### Instructions to follow
Extract the listing in its entirety, keeping each line identical to the original.

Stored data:
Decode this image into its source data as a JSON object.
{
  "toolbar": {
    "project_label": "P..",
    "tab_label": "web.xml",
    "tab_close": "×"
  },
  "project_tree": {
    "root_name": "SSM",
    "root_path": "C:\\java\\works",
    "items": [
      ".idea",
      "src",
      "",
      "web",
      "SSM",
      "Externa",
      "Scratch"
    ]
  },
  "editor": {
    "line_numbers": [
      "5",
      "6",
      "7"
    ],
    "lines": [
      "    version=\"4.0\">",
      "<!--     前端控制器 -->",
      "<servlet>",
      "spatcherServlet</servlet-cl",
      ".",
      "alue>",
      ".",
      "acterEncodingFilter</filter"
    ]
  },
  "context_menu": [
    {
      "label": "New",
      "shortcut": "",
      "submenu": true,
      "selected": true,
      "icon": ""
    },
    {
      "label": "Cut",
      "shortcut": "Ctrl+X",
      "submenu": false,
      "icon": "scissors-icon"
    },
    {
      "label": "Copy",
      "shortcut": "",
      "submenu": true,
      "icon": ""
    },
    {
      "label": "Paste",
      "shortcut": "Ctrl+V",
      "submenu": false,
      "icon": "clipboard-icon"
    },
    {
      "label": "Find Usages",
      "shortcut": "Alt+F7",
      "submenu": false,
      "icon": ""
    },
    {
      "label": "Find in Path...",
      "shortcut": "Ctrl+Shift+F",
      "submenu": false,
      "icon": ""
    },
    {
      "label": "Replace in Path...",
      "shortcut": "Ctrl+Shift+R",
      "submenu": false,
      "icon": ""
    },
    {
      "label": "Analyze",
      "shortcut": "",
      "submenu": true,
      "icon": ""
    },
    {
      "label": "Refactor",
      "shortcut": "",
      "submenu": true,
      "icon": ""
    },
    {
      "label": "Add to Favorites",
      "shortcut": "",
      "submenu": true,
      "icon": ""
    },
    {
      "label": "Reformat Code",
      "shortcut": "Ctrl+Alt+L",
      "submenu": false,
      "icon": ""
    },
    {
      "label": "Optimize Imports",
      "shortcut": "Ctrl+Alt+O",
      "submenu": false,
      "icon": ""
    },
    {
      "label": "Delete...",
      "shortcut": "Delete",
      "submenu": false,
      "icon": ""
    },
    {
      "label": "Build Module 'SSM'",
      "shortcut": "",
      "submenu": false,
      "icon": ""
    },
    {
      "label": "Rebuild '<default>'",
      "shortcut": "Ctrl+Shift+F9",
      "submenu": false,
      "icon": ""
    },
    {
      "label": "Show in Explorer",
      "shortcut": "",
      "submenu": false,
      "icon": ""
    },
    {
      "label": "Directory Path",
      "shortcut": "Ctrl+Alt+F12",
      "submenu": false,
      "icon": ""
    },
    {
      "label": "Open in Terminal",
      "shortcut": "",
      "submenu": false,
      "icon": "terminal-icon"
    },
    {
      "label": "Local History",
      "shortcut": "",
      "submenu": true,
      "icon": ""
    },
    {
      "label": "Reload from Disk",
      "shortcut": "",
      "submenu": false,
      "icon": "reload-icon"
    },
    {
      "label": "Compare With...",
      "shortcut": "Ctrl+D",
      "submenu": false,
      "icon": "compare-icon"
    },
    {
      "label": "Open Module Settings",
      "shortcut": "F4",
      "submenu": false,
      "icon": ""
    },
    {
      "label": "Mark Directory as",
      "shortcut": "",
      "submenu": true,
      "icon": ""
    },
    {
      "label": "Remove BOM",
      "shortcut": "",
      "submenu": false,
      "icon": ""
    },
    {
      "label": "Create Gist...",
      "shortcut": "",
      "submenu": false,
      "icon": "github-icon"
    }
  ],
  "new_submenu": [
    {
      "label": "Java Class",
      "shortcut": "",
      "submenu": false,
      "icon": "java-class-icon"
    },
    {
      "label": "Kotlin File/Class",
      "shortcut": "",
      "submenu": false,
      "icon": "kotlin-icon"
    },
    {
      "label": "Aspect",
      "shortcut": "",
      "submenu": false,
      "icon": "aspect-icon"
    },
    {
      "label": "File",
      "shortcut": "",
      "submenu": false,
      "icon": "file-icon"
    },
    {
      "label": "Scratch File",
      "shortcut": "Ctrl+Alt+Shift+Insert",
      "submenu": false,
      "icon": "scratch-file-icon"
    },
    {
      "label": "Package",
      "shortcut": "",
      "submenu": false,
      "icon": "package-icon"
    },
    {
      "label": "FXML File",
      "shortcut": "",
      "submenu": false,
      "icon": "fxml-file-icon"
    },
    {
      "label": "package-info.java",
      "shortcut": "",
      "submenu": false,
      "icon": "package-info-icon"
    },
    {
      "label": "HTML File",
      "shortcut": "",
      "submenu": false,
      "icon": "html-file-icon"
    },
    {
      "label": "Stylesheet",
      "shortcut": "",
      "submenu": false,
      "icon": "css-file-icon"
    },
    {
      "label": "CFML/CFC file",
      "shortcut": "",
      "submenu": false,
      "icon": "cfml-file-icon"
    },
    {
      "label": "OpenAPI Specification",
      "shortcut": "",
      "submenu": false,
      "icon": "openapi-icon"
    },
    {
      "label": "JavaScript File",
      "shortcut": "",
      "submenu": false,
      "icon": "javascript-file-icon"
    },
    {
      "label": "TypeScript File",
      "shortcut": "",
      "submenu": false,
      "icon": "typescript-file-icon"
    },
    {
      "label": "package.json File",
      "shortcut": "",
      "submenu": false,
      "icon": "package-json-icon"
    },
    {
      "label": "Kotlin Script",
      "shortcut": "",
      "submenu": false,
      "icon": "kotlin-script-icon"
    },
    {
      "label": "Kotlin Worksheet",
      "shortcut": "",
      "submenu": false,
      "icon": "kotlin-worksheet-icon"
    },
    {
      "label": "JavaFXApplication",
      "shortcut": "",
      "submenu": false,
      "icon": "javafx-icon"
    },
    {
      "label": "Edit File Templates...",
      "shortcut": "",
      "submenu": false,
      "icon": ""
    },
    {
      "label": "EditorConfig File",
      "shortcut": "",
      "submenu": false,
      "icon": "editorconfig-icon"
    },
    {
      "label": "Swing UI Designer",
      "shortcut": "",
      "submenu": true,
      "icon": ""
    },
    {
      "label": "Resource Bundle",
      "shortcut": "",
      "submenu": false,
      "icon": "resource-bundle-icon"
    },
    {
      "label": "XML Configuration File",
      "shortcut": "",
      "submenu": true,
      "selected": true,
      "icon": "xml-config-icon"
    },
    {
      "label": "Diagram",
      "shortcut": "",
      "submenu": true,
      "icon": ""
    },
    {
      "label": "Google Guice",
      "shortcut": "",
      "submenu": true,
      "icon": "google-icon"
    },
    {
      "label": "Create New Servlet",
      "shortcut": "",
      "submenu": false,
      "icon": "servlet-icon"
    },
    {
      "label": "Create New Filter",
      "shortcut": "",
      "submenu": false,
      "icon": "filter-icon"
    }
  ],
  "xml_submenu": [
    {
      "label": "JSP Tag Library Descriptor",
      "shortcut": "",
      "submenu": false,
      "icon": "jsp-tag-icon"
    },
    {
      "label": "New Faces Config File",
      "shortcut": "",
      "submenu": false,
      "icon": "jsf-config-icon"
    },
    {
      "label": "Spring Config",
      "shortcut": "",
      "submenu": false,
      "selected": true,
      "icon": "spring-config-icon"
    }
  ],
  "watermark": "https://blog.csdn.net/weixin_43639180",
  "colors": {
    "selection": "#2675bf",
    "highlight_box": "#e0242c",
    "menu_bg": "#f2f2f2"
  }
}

### Finished answer
Decode this image into its source data as a JSON object.
{
  "toolbar": {
    "project_label": "P..",
    "tab_label": "web.xml",
    "tab_close": "×"
  },
  "project_tree": {
    "root_name": "SSM",
    "root_path": "C:\\java\\works",
    "items": [
      ".idea",
      "src",
      "",
      "web",
      "SSM",
      "Externa",
      "Scratch"
    ]
  },
  "editor": {
    "line_numbers": [
      "5",
      "6",
      "7"
    ],
    "lines": [
      "    version=\"4.0\">",
      "<!--     前端控制器 -->",
      "<servlet>",
      "spatcherServlet</servlet-cl",
      ".",
      "alue>",
      ".",
      "acterEncodingFilter</filter"
    ]
  },
  "context_menu": [
    {
      "label": "New",
      "shortcut": "",
      "submenu": true,
      "selected": true,
      "icon": ""
    },
    {
      "label": "Cut",
      "shortcut": "Ctrl+X",
      "submenu": false,
      "icon": "scissors-icon"
    },
    {
      "label": "Copy",
      "shortcut": "",
      "submenu": true,
      "icon": ""
    },
    {
      "label": "Paste",
      "shortcut": "Ctrl+V",
      "submenu": false,
      "icon": "clipboard-icon"
    },
    {
      "label": "Find Usages",
      "shortcut": "Alt+F7",
      "submenu": false,
      "icon": ""
    },
    {
      "label": "Find in Path...",
      "shortcut": "Ctrl+Shift+F",
      "submenu": false,
      "icon": ""
    },
    {
      "label": "Replace in Path...",
      "shortcut": "Ctrl+Shift+R",
      "submenu": false,
      "icon": ""
    },
    {
      "label": "Analyze",
      "shortcut": "",
      "submenu": true,
      "icon": ""
    },
    {
      "label": "Refactor",
      "shortcut": "",
      "submenu": true,
      "icon": ""
    },
    {
      "label": "Add to Favorites",
      "shortcut": "",
      "submenu": true,
      "icon": ""
    },
    {
      "label": "Reformat Code",
      "shortcut": "Ctrl+Alt+L",
      "submenu": false,
      "icon": ""
    },
    {
      "label": "Optimize Imports",
      "shortcut": "Ctrl+Alt+O",
      "submenu": false,
      "icon": ""
    },
    {
      "label": "Delete...",
      "shortcut": "Delete",
      "submenu": false,
      "icon": ""
    },
    {
      "label": "Build Module 'SSM'",
      "shortcut": "",
      "submenu": false,
      "icon": ""
    },
    {
      "label": "Rebuild '<default>'",
      "shortcut": "Ctrl+Shift+F9",
      "submenu": false,
      "icon": ""
    },
    {
      "label": "Show in Explorer",
      "shortcut": "",
      "submenu": false,
      "icon": ""
    },
    {
      "label": "Directory Path",
      "shortcut": "Ctrl+Alt+F12",
      "submenu": false,
      "icon": ""
    },
    {
      "label": "Open in Terminal",
      "shortcut": "",
      "submenu": false,
      "icon": "terminal-icon"
    },
    {
      "label": "Local History",
      "shortcut": "",
      "submenu": true,
      "icon": ""
    },
    {
      "label": "Reload from Disk",
      "shortcut": "",
      "submenu": false,
      "icon": "reload-icon"
    },
    {
      "label": "Compare With...",
      "shortcut": "Ctrl+D",
      "submenu": false,
      "icon": "compare-icon"
    },
    {
      "label": "Open Module Settings",
      "shortcut": "F4",
      "submenu": false,
      "icon": ""
    },
    {
      "label": "Mark Directory as",
      "shortcut": "",
      "submenu": true,
      "icon": ""
    },
    {
      "label": "Remove BOM",
      "shortcut": "",
      "submenu": false,
      "icon": ""
    },
    {
      "label": "Create Gist...",
      "shortcut": "",
      "submenu": false,
      "icon": "github-icon"
    }
  ],
  "new_submenu": [
    {
      "label": "Java Class",
      "shortcut": "",
      "submenu": false,
      "icon": "java-class-icon"
    },
    {
      "label": "Kotlin File/Class",
      "shortcut": "",
      "submenu": false,
      "icon": "kotlin-icon"
    },
    {
      "label": "Aspect",
      "shortcut": "",
      "submenu": false,
      "icon": "aspect-icon"
    },
    {
      "label": "File",
      "shortcut": "",
      "submenu": false,
      "icon": "file-icon"
    },
    {
      "label": "Scratch File",
      "shortcut": "Ctrl+Alt+Shift+Insert",
      "submenu": false,
      "icon": "scratch-file-icon"
    },
    {
      "label": "Package",
      "shortcut": "",
      "submenu": false,
      "icon": "package-icon"
    },
    {
      "label": "FXML File",
      "shortcut": "",
      "submenu": false,
      "icon": "fxml-file-icon"
    },
    {
      "label": "package-info.java",
      "shortcut": "",
      "submenu": false,
      "icon": "package-info-icon"
    },
    {
      "label": "HTML File",
      "shortcut": "",
      "submenu": false,
      "icon": "html-file-icon"
    },
    {
      "label": "Stylesheet",
      "shortcut": "",
      "submenu": false,
      "icon": "css-file-icon"
    },
    {
      "label": "CFML/CFC file",
      "shortcut": "",
      "submenu": false,
      "icon": "cfml-file-icon"
    },
    {
      "label": "OpenAPI Specification",
      "shortcut": "",
      "submenu": false,
      "icon": "openapi-icon"
    },
    {
      "label": "JavaScript File",
      "shortcut": "",
      "submenu": false,
      "icon": "javascript-file-icon"
    },
    {
      "label": "TypeScript File",
      "shortcut": "",
      "submenu": false,
      "icon": "typescript-file-icon"
    },
    {
      "label": "package.json File",
      "shortcut": "",
      "submenu": false,
      "icon": "package-json-icon"
    },
    {
      "label": "Kotlin Script",
      "shortcut": "",
      "submenu": false,
      "icon": "kotlin-script-icon"
    },
    {
      "label": "Kotlin Worksheet",
      "shortcut": "",
      "submenu": false,
      "icon": "kotlin-worksheet-icon"
    },
    {
      "label": "JavaFXApplication",
      "shortcut": "",
      "submenu": false,
      "icon": "javafx-icon"
    },
    {
      "label": "Edit File Templates...",
      "shortcut": "",
      "submenu": false,
      "icon": ""
    },
    {
      "label": "EditorConfig File",
      "shortcut": "",
      "submenu": false,
      "icon": "editorconfig-icon"
    },
    {
      "label": "Swing UI Designer",
      "shortcut": "",
      "submenu": true,
      "icon": ""
    },
    {
      "label": "Resource Bundle",
      "shortcut": "",
      "submenu": false,
      "icon": "resource-bundle-icon"
    },
    {
      "label": "XML Configuration File",
      "shortcut": "",
      "submenu": true,
      "selected": true,
      "icon": "xml-config-icon"
    },
    {
      "label": "Diagram",
      "shortcut": "",
      "submenu": true,
      "icon": ""
    },
    {
      "label": "Google Guice",
      "shortcut": "",
      "submenu": true,
      "icon": "google-icon"
    },
    {
      "label": "Create New Servlet",
      "shortcut": "",
      "submenu": false,
      "icon": "servlet-icon"
    },
    {
      "label": "Create New Filter",
      "shortcut": "",
      "submenu": false,
      "icon": "filter-icon"
    }
  ],
  "xml_submenu": [
    {
      "label": "JSP Tag Library Descriptor",
      "shortcut": "",
      "submenu": false,
      "icon": "jsp-tag-icon"
    },
    {
      "label": "New Faces Config File",
      "shortcut": "",
      "submenu": false,
      "icon": "jsf-config-icon"
    },
    {
      "label": "Spring Config",
      "shortcut": "",
      "submenu": false,
      "selected": true,
      "icon": "spring-config-icon"
    }
  ],
  "watermark": "https://blog.csdn.net/weixin_43639180",
  "colors": {
    "selection": "#2675bf",
    "highlight_box": "#e0242c",
    "menu_bg": "#f2f2f2"
  }
}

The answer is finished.